## What you will do
Repeat the listing word for word. No pictures belong in the copy.

(Data records)
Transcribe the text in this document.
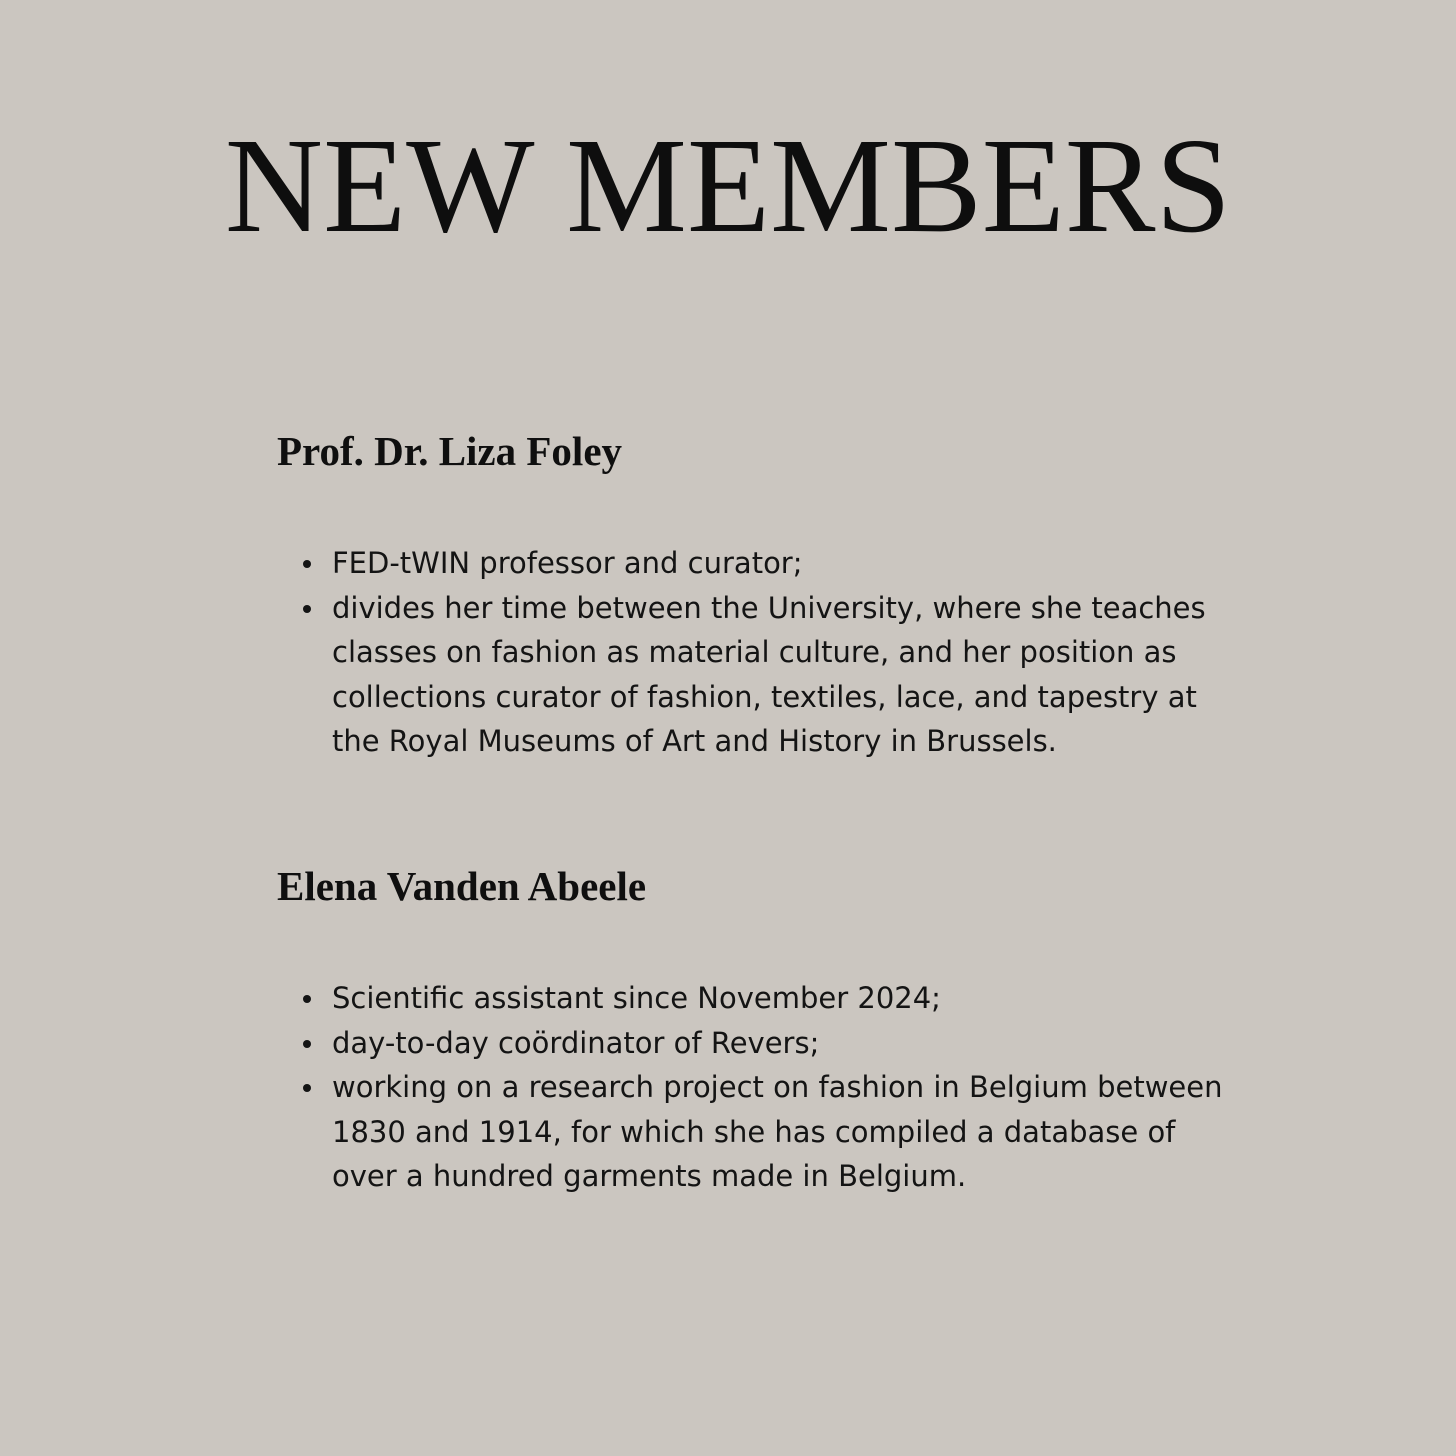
NEW MEMBERS
Prof. Dr. Liza Foley
FED-tWIN professor and curator;
divides her time between the University, where she teaches classes on fashion as material culture, and her position as collections curator of fashion, textiles, lace, and tapestry at the Royal Museums of Art and History in Brussels.
Elena Vanden Abeele
Scientific assistant since November 2024;
day-to-day coördinator of Revers;
working on a research project on fashion in Belgium between 1830 and 1914, for which she has compiled a database of over a hundred garments made in Belgium.
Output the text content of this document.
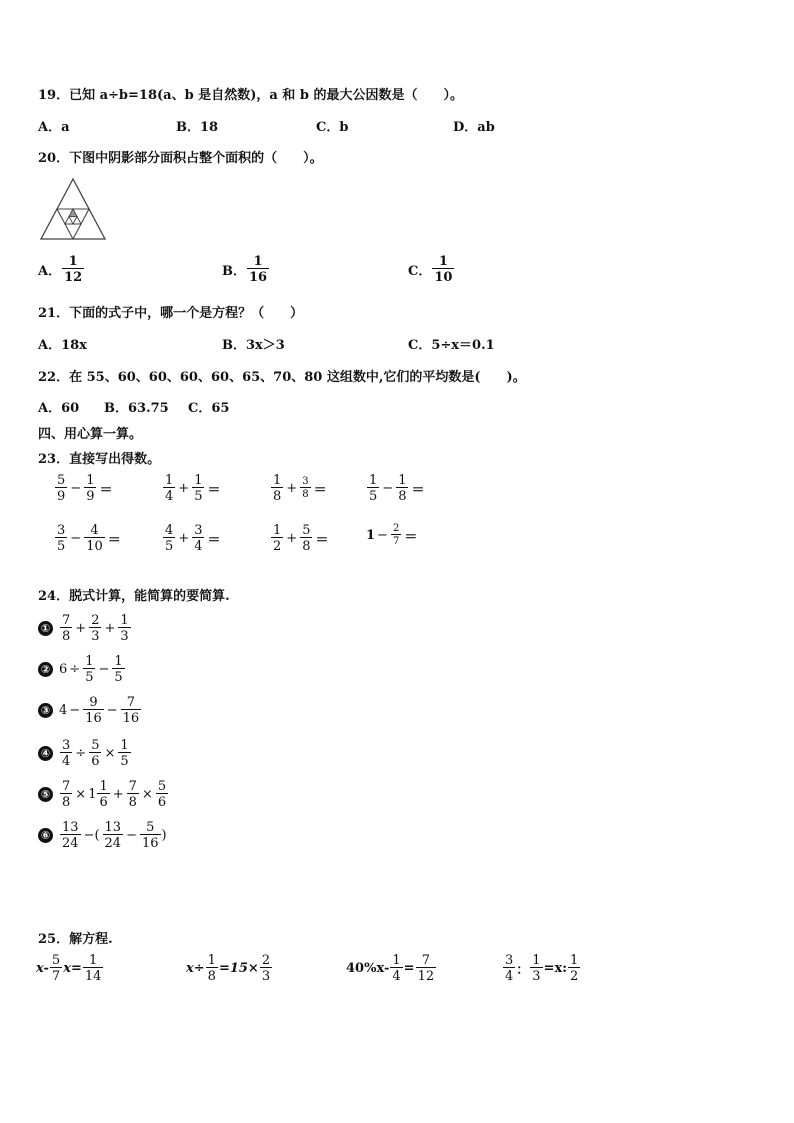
19．已知 a÷b=18(a、b 是自然数)，a 和 b 的最大公因数是（　　）。
A．a	B．18	C．b	D．ab
20．下图中阴影部分面积占整个面积的（　　）。
A． $\frac{1}{12}$	B． $\frac{1}{16}$	C． $\frac{1}{10}$
21．下面的式子中，哪一个是方程？（　　）
A．18x	B．3x＞3	C．5÷x＝0.1
22．在 55、60、60、60、60、65、70、80 这组数中,它们的平均数是(　　)。
A．60 B．63.75 C．65
四、用心算一算。
23．直接写出得数。
$\frac{5}{9} - \frac{1}{9}$ ＝	$\frac{1}{4} + \frac{1}{5}$ ＝	$\frac{1}{8} + \frac{3}{8}$ ＝	$\frac{1}{5} - \frac{1}{8}$ ＝
$\frac{3}{5} - \frac{4}{10}$ ＝	$\frac{4}{5} + \frac{3}{4}$ ＝	$\frac{1}{2} + \frac{5}{8}$ ＝	$1 - \frac{2}{7}$ ＝
24．脱式计算，能简算的要简算.
① $\frac{7}{8} + \frac{2}{3} + \frac{1}{3}$
② $6 \div \frac{1}{5} - \frac{1}{5}$
③ $4 - \frac{9}{16} - \frac{7}{16}$
④ $\frac{3}{4} \div \frac{5}{6} \times \frac{1}{5}$
⑤ $\frac{7}{8} \times 1 \frac{1}{6} + \frac{7}{8} \times \frac{5}{6}$
⑥ $\frac{13}{24}$ −( $\frac{13}{24} - \frac{5}{16}$ )
25．解方程.
$x- \frac{5}{7} x= \frac{1}{14}$	$x\div \frac{1}{8} =15\times \frac{2}{3}$	$40\%x- \frac{1}{4} = \frac{7}{12}$	$\frac{3}{4}$ ： $\frac{1}{3} =x$: $\frac{1}{2}$
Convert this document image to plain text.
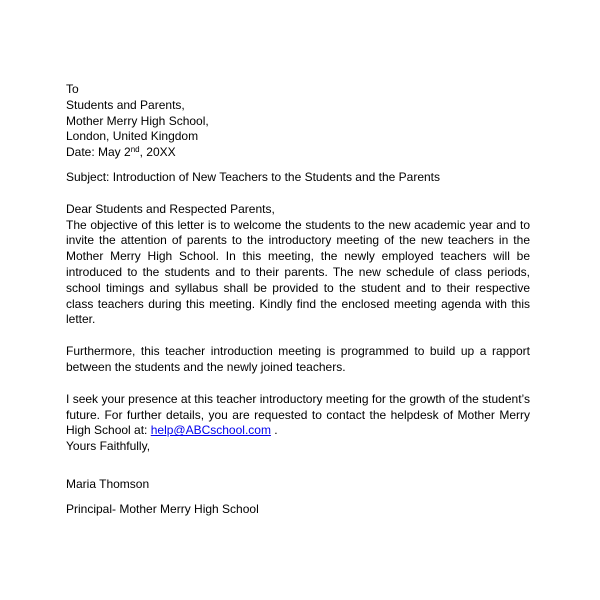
To
Students and Parents,
Mother Merry High School,
London, United Kingdom
Date: May 2nd, 20XX
Subject: Introduction of New Teachers to the Students and the Parents
Dear Students and Respected Parents,
The objective of this letter is to welcome the students to the new academic year and to invite the attention of parents to the introductory meeting of the new teachers in the Mother Merry High School. In this meeting, the newly employed teachers will be introduced to the students and to their parents. The new schedule of class periods, school timings and syllabus shall be provided to the student and to their respective class teachers during this meeting. Kindly find the enclosed meeting agenda with this letter.
Furthermore, this teacher introduction meeting is programmed to build up a rapport between the students and the newly joined teachers.
I seek your presence at this teacher introductory meeting for the growth of the student’s future. For further details, you are requested to contact the helpdesk of Mother Merry High School at: help@ABCschool.com .
Yours Faithfully,
Maria Thomson
Principal- Mother Merry High School
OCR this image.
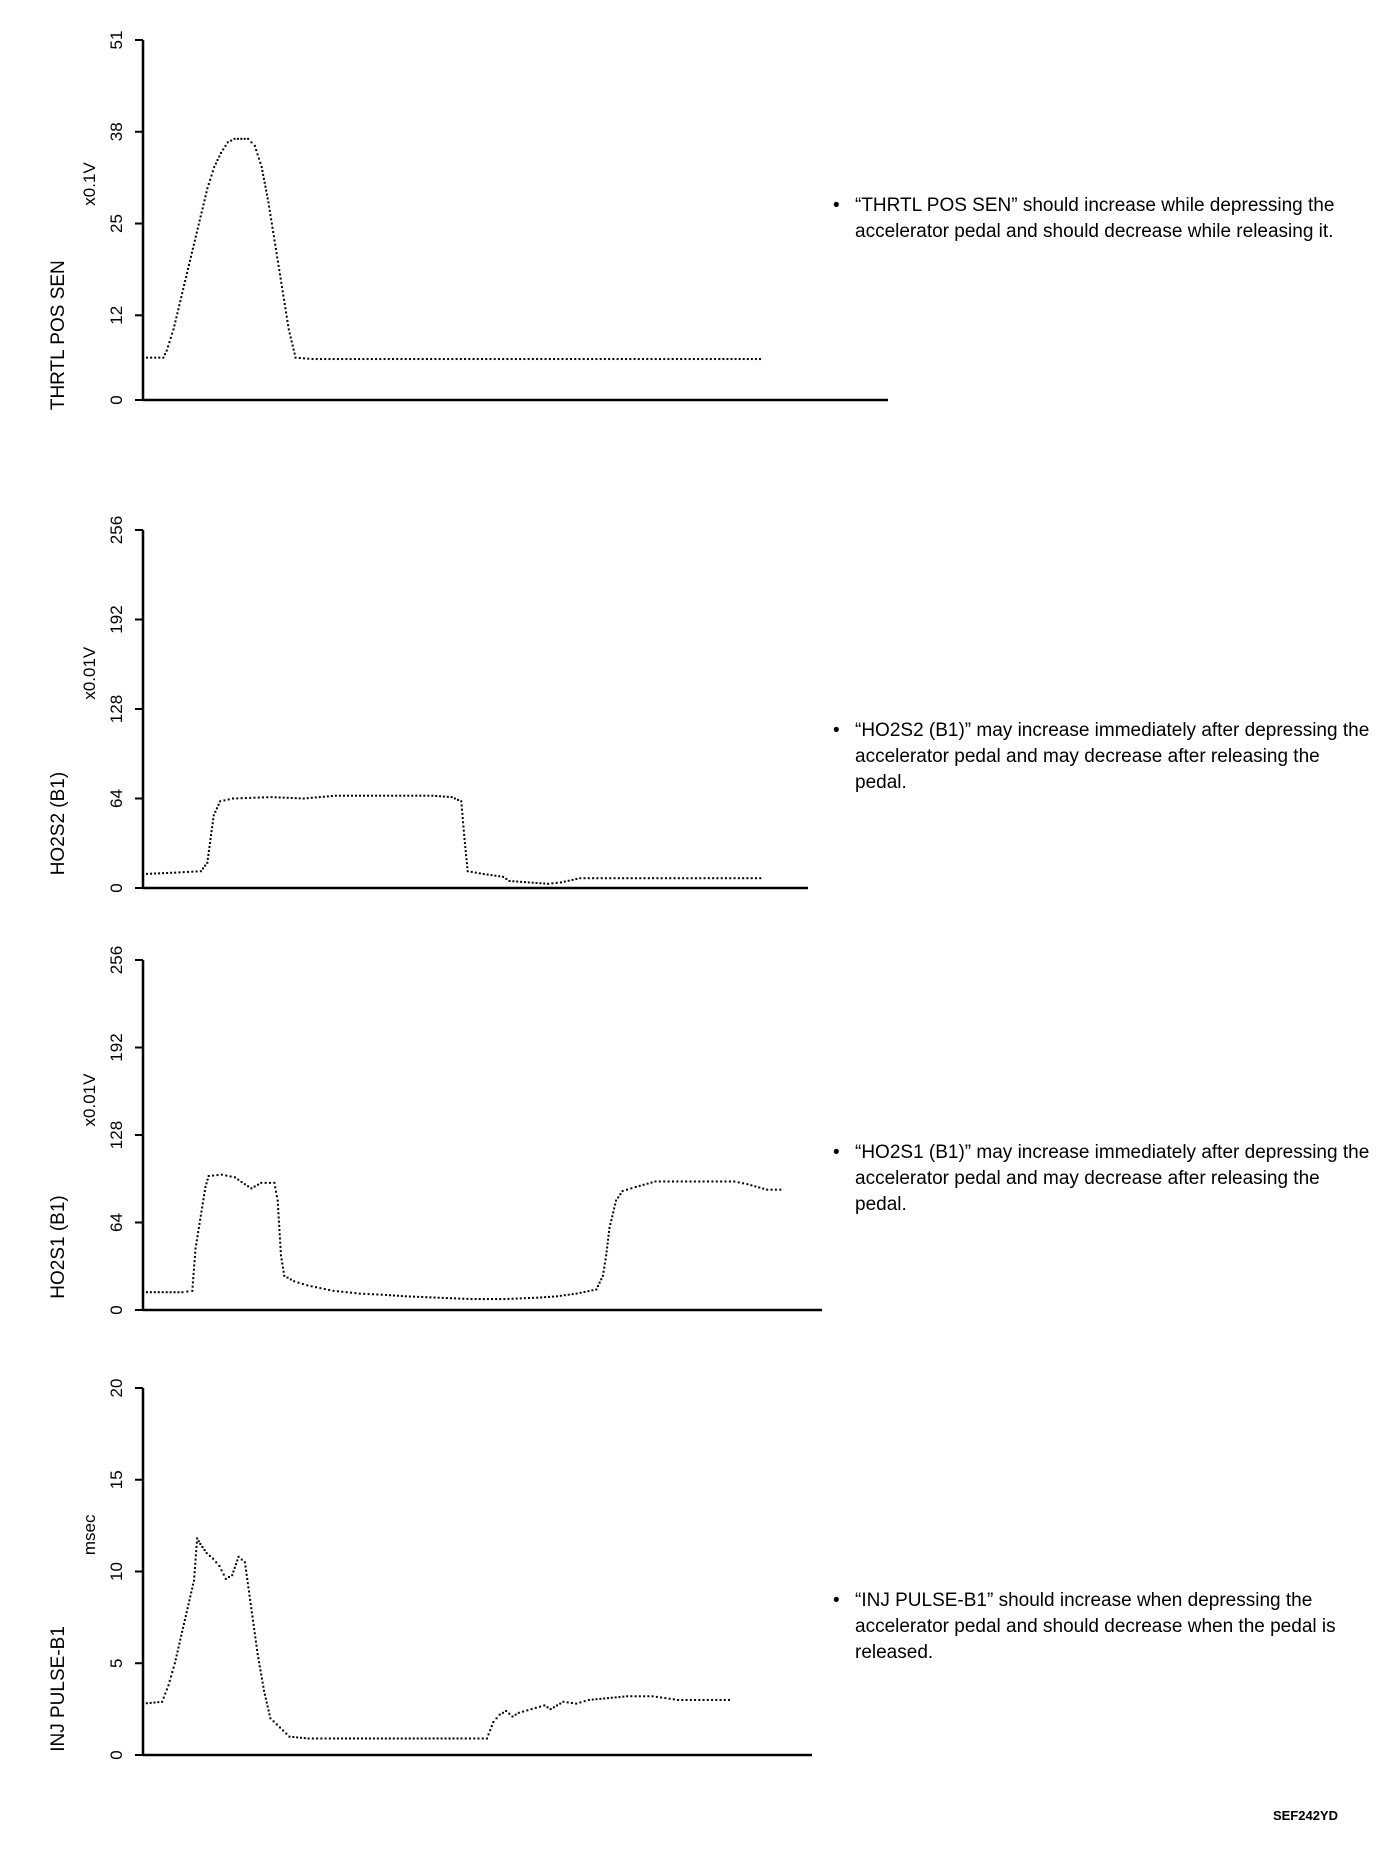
0
12
25
38
51
THRTL POS SEN
x0.1V
0
64
128
192
256
HO2S2 (B1)
x0.01V
0
64
128
192
256
HO2S1 (B1)
x0.01V
0
5
10
15
20
INJ PULSE-B1
msec
• “THRTL POS SEN” should increase while depressing the accelerator pedal and should decrease while releasing it.
• “HO2S2 (B1)” may increase immediately after depressing the accelerator pedal and may decrease after releasing the pedal.
• “HO2S1 (B1)” may increase immediately after depressing the accelerator pedal and may decrease after releasing the pedal.
• “INJ PULSE-B1” should increase when depressing the accelerator pedal and should decrease when the pedal is released.
SEF242YD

## Written answer
Transcribe the text in this document.
NEW MEMBERS
Prof. Dr. Liza Foley
FED-tWIN professor and curator;
divides her time between the University, where she teaches classes on fashion as material culture, and her position as collections curator of fashion, textiles, lace, and tapestry at the Royal Museums of Art and History in Brussels.
Elena Vanden Abeele
Scientific assistant since November 2024;
day-to-day coördinator of Revers;
working on a research project on fashion in Belgium between 1830 and 1914, for which she has compiled a database of over a hundred garments made in Belgium.
Output the text content of this document.
19．已知 a÷b=18(a、b 是自然数)，a 和 b 的最大公因数是（　　）。
A．a	B．18	C．b	D．ab
20．下图中阴影部分面积占整个面积的（　　）。
A． $\frac{1}{12}$	B． $\frac{1}{16}$	C． $\frac{1}{10}$
21．下面的式子中，哪一个是方程？（　　）
A．18x	B．3x＞3	C．5÷x＝0.1
22．在 55、60、60、60、60、65、70、80 这组数中,它们的平均数是(　　)。
A．60 B．63.75 C．65
四、用心算一算。
23．直接写出得数。
$\frac{5}{9} - \frac{1}{9}$ ＝	$\frac{1}{4} + \frac{1}{5}$ ＝	$\frac{1}{8} + \frac{3}{8}$ ＝	$\frac{1}{5} - \frac{1}{8}$ ＝
$\frac{3}{5} - \frac{4}{10}$ ＝	$\frac{4}{5} + \frac{3}{4}$ ＝	$\frac{1}{2} + \frac{5}{8}$ ＝	$1 - \frac{2}{7}$ ＝
24．脱式计算，能简算的要简算.
① $\frac{7}{8} + \frac{2}{3} + \frac{1}{3}$
② $6 \div \frac{1}{5} - \frac{1}{5}$
③ $4 - \frac{9}{16} - \frac{7}{16}$
④ $\frac{3}{4} \div \frac{5}{6} \times \frac{1}{5}$
⑤ $\frac{7}{8} \times 1 \frac{1}{6} + \frac{7}{8} \times \frac{5}{6}$
⑥ $\frac{13}{24}$ −( $\frac{13}{24} - \frac{5}{16}$ )
25．解方程.
$x- \frac{5}{7} x= \frac{1}{14}$	$x\div \frac{1}{8} =15\times \frac{2}{3}$	$40\%x- \frac{1}{4} = \frac{7}{12}$	$\frac{3}{4}$ ： $\frac{1}{3} =x$: $\frac{1}{2}$
Convert this document image to plain text.
To
Students and Parents,
Mother Merry High School,
London, United Kingdom
Date: May 2nd, 20XX
Subject: Introduction of New Teachers to the Students and the Parents
Dear Students and Respected Parents,
The objective of this letter is to welcome the students to the new academic year and to invite the attention of parents to the introductory meeting of the new teachers in the Mother Merry High School. In this meeting, the newly employed teachers will be introduced to the students and to their parents. The new schedule of class periods, school timings and syllabus shall be provided to the student and to their respective class teachers during this meeting. Kindly find the enclosed meeting agenda with this letter.
Furthermore, this teacher introduction meeting is programmed to build up a rapport between the students and the newly joined teachers.
I seek your presence at this teacher introductory meeting for the growth of the student’s future. For further details, you are requested to contact the helpdesk of Mother Merry High School at: help@ABCschool.com .
Yours Faithfully,
Maria Thomson
Principal- Mother Merry High School
OCR this image.
0
12
25
38
51
THRTL POS SEN
x0.1V
0
64
128
192
256
HO2S2 (B1)
x0.01V
0
64
128
192
256
HO2S1 (B1)
x0.01V
0
5
10
15
20
INJ PULSE-B1
msec
• “THRTL POS SEN” should increase while depressing the accelerator pedal and should decrease while releasing it.
• “HO2S2 (B1)” may increase immediately after depressing the accelerator pedal and may decrease after releasing the pedal.
• “HO2S1 (B1)” may increase immediately after depressing the accelerator pedal and may decrease after releasing the pedal.
• “INJ PULSE-B1” should increase when depressing the accelerator pedal and should decrease when the pedal is released.
SEF242YD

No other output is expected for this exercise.